━━━ Data lines ━━━
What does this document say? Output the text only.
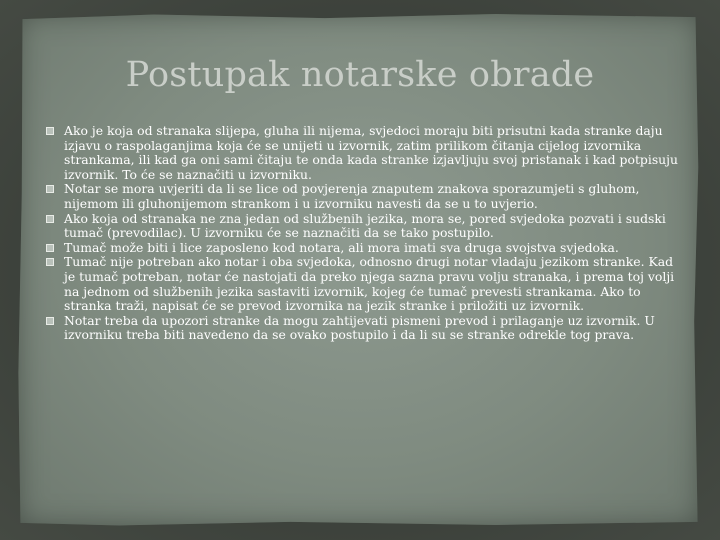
Postupak notarske obrade
Ako je koja od stranaka slijepa, gluha ili nijema, svjedoci moraju biti prisutni kada stranke daju izjavu o raspolaganjima koja će se unijeti u izvornik, zatim prilikom čitanja cijelog izvornika strankama, ili kad ga oni sami čitaju te onda kada stranke izjavljuju svoj pristanak i kad potpisuju izvornik. To će se naznačiti u izvorniku.
Notar se mora uvjeriti da li se lice od povjerenja znaputem znakova sporazumjeti s gluhom, nijemom ili gluhonijemom strankom i u izvorniku navesti da se u to uvjerio.
Ako koja od stranaka ne zna jedan od službenih jezika, mora se, pored svjedoka pozvati i sudski tumač (prevodilac). U izvorniku će se naznačiti da se tako postupilo.
Tumač može biti i lice zaposleno kod notara, ali mora imati sva druga svojstva svjedoka.
Tumač nije potreban ako notar i oba svjedoka, odnosno drugi notar vladaju jezikom stranke. Kad je tumač potreban, notar će nastojati da preko njega sazna pravu volju stranaka, i prema toj volji na jednom od službenih jezika sastaviti izvornik, kojeg će tumač prevesti strankama. Ako to stranka traži, napisat će se prevod izvornika na jezik stranke i priložiti uz izvornik.
Notar treba da upozori stranke da mogu zahtijevati pismeni prevod i prilaganje uz izvornik. U izvorniku treba biti navedeno da se ovako postupilo i da li su se stranke odrekle tog prava.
━━━
## What to produce
Exactly how many lines of the material contain the word "koja"? Write the number alone.

## Answer to the task
2